Return every record exactly as written.
[start of PROVIDED ENTRIES]
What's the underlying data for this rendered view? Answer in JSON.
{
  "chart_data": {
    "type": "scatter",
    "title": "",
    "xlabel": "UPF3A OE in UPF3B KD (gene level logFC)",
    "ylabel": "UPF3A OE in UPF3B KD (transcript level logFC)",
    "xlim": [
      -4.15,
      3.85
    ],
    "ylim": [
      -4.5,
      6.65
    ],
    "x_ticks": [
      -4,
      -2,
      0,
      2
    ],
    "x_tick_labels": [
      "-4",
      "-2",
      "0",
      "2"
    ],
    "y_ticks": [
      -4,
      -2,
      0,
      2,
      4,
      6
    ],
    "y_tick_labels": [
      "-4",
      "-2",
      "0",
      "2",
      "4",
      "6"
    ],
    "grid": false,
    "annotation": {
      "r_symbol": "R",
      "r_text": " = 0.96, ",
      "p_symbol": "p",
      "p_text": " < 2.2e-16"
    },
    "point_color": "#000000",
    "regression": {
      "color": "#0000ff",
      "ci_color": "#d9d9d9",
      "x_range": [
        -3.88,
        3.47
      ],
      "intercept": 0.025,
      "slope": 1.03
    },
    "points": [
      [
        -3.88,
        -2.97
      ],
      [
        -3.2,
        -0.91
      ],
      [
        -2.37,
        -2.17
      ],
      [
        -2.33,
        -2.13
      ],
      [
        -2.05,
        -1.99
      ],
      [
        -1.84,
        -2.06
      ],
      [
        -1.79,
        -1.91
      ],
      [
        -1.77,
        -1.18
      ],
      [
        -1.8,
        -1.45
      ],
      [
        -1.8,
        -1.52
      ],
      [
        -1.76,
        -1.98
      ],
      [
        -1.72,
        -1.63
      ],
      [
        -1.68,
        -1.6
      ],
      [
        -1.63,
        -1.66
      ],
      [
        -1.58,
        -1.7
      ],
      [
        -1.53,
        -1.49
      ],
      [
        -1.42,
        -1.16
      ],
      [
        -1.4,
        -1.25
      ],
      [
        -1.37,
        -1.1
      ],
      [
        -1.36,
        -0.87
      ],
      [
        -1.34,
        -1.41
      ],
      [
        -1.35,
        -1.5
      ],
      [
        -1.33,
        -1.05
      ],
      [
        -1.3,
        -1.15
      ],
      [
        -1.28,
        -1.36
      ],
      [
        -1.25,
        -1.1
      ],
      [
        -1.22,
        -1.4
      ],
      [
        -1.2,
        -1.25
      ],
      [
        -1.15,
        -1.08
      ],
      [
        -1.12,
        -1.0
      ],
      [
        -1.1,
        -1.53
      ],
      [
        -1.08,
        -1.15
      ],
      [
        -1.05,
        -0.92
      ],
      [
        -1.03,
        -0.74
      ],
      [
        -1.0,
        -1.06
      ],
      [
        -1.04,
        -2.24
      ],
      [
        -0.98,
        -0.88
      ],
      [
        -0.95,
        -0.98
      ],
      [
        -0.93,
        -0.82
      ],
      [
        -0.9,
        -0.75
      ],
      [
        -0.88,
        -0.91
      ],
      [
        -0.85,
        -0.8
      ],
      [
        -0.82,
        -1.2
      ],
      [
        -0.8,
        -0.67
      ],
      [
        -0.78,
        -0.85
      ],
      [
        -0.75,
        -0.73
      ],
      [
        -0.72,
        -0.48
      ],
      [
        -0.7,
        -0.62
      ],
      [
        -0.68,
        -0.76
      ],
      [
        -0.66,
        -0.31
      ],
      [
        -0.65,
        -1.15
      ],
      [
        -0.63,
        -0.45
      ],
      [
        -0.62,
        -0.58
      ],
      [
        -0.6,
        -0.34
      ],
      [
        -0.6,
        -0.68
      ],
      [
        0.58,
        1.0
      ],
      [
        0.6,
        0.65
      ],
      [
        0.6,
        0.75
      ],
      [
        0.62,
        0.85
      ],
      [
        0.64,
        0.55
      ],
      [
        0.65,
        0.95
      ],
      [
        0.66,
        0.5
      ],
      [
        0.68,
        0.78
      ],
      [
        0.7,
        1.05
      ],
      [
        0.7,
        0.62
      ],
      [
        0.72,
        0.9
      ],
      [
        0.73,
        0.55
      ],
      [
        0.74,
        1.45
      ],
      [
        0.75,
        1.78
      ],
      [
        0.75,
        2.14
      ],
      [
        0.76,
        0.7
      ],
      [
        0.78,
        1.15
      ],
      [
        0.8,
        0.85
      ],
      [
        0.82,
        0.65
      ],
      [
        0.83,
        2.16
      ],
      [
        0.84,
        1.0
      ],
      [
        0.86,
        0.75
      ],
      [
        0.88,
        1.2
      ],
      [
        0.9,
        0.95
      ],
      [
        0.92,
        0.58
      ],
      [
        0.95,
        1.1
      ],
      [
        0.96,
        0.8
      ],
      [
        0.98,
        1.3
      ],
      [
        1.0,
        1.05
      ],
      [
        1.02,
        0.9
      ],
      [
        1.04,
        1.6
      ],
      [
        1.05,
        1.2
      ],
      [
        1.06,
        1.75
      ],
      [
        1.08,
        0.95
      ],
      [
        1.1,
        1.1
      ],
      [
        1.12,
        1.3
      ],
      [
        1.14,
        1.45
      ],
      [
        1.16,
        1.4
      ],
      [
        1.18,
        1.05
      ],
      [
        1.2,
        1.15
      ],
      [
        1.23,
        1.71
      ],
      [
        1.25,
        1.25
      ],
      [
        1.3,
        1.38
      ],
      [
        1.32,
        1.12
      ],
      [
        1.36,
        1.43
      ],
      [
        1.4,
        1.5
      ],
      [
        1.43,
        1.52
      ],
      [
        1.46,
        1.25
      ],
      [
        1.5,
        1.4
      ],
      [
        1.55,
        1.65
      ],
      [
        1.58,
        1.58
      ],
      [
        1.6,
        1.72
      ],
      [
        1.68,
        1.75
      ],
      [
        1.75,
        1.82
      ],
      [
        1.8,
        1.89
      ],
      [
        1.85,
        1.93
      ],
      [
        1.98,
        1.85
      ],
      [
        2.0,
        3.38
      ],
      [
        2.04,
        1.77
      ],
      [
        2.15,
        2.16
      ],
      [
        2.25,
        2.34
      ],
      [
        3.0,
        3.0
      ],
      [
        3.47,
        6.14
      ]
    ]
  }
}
[end of PROVIDED ENTRIES]
= SOLUTION TO THIS PROBLEM =
What's the underlying data for this rendered view? Answer in JSON.
{
  "chart_data": {
    "type": "scatter",
    "title": "",
    "xlabel": "UPF3A OE in UPF3B KD (gene level logFC)",
    "ylabel": "UPF3A OE in UPF3B KD (transcript level logFC)",
    "xlim": [
      -4.15,
      3.85
    ],
    "ylim": [
      -4.5,
      6.65
    ],
    "x_ticks": [
      -4,
      -2,
      0,
      2
    ],
    "x_tick_labels": [
      "-4",
      "-2",
      "0",
      "2"
    ],
    "y_ticks": [
      -4,
      -2,
      0,
      2,
      4,
      6
    ],
    "y_tick_labels": [
      "-4",
      "-2",
      "0",
      "2",
      "4",
      "6"
    ],
    "grid": false,
    "annotation": {
      "r_symbol": "R",
      "r_text": " = 0.96, ",
      "p_symbol": "p",
      "p_text": " < 2.2e-16"
    },
    "point_color": "#000000",
    "regression": {
      "color": "#0000ff",
      "ci_color": "#d9d9d9",
      "x_range": [
        -3.88,
        3.47
      ],
      "intercept": 0.025,
      "slope": 1.03
    },
    "points": [
      [
        -3.88,
        -2.97
      ],
      [
        -3.2,
        -0.91
      ],
      [
        -2.37,
        -2.17
      ],
      [
        -2.33,
        -2.13
      ],
      [
        -2.05,
        -1.99
      ],
      [
        -1.84,
        -2.06
      ],
      [
        -1.79,
        -1.91
      ],
      [
        -1.77,
        -1.18
      ],
      [
        -1.8,
        -1.45
      ],
      [
        -1.8,
        -1.52
      ],
      [
        -1.76,
        -1.98
      ],
      [
        -1.72,
        -1.63
      ],
      [
        -1.68,
        -1.6
      ],
      [
        -1.63,
        -1.66
      ],
      [
        -1.58,
        -1.7
      ],
      [
        -1.53,
        -1.49
      ],
      [
        -1.42,
        -1.16
      ],
      [
        -1.4,
        -1.25
      ],
      [
        -1.37,
        -1.1
      ],
      [
        -1.36,
        -0.87
      ],
      [
        -1.34,
        -1.41
      ],
      [
        -1.35,
        -1.5
      ],
      [
        -1.33,
        -1.05
      ],
      [
        -1.3,
        -1.15
      ],
      [
        -1.28,
        -1.36
      ],
      [
        -1.25,
        -1.1
      ],
      [
        -1.22,
        -1.4
      ],
      [
        -1.2,
        -1.25
      ],
      [
        -1.15,
        -1.08
      ],
      [
        -1.12,
        -1.0
      ],
      [
        -1.1,
        -1.53
      ],
      [
        -1.08,
        -1.15
      ],
      [
        -1.05,
        -0.92
      ],
      [
        -1.03,
        -0.74
      ],
      [
        -1.0,
        -1.06
      ],
      [
        -1.04,
        -2.24
      ],
      [
        -0.98,
        -0.88
      ],
      [
        -0.95,
        -0.98
      ],
      [
        -0.93,
        -0.82
      ],
      [
        -0.9,
        -0.75
      ],
      [
        -0.88,
        -0.91
      ],
      [
        -0.85,
        -0.8
      ],
      [
        -0.82,
        -1.2
      ],
      [
        -0.8,
        -0.67
      ],
      [
        -0.78,
        -0.85
      ],
      [
        -0.75,
        -0.73
      ],
      [
        -0.72,
        -0.48
      ],
      [
        -0.7,
        -0.62
      ],
      [
        -0.68,
        -0.76
      ],
      [
        -0.66,
        -0.31
      ],
      [
        -0.65,
        -1.15
      ],
      [
        -0.63,
        -0.45
      ],
      [
        -0.62,
        -0.58
      ],
      [
        -0.6,
        -0.34
      ],
      [
        -0.6,
        -0.68
      ],
      [
        0.58,
        1.0
      ],
      [
        0.6,
        0.65
      ],
      [
        0.6,
        0.75
      ],
      [
        0.62,
        0.85
      ],
      [
        0.64,
        0.55
      ],
      [
        0.65,
        0.95
      ],
      [
        0.66,
        0.5
      ],
      [
        0.68,
        0.78
      ],
      [
        0.7,
        1.05
      ],
      [
        0.7,
        0.62
      ],
      [
        0.72,
        0.9
      ],
      [
        0.73,
        0.55
      ],
      [
        0.74,
        1.45
      ],
      [
        0.75,
        1.78
      ],
      [
        0.75,
        2.14
      ],
      [
        0.76,
        0.7
      ],
      [
        0.78,
        1.15
      ],
      [
        0.8,
        0.85
      ],
      [
        0.82,
        0.65
      ],
      [
        0.83,
        2.16
      ],
      [
        0.84,
        1.0
      ],
      [
        0.86,
        0.75
      ],
      [
        0.88,
        1.2
      ],
      [
        0.9,
        0.95
      ],
      [
        0.92,
        0.58
      ],
      [
        0.95,
        1.1
      ],
      [
        0.96,
        0.8
      ],
      [
        0.98,
        1.3
      ],
      [
        1.0,
        1.05
      ],
      [
        1.02,
        0.9
      ],
      [
        1.04,
        1.6
      ],
      [
        1.05,
        1.2
      ],
      [
        1.06,
        1.75
      ],
      [
        1.08,
        0.95
      ],
      [
        1.1,
        1.1
      ],
      [
        1.12,
        1.3
      ],
      [
        1.14,
        1.45
      ],
      [
        1.16,
        1.4
      ],
      [
        1.18,
        1.05
      ],
      [
        1.2,
        1.15
      ],
      [
        1.23,
        1.71
      ],
      [
        1.25,
        1.25
      ],
      [
        1.3,
        1.38
      ],
      [
        1.32,
        1.12
      ],
      [
        1.36,
        1.43
      ],
      [
        1.4,
        1.5
      ],
      [
        1.43,
        1.52
      ],
      [
        1.46,
        1.25
      ],
      [
        1.5,
        1.4
      ],
      [
        1.55,
        1.65
      ],
      [
        1.58,
        1.58
      ],
      [
        1.6,
        1.72
      ],
      [
        1.68,
        1.75
      ],
      [
        1.75,
        1.82
      ],
      [
        1.8,
        1.89
      ],
      [
        1.85,
        1.93
      ],
      [
        1.98,
        1.85
      ],
      [
        2.0,
        3.38
      ],
      [
        2.04,
        1.77
      ],
      [
        2.15,
        2.16
      ],
      [
        2.25,
        2.34
      ],
      [
        3.0,
        3.0
      ],
      [
        3.47,
        6.14
      ]
    ]
  }
}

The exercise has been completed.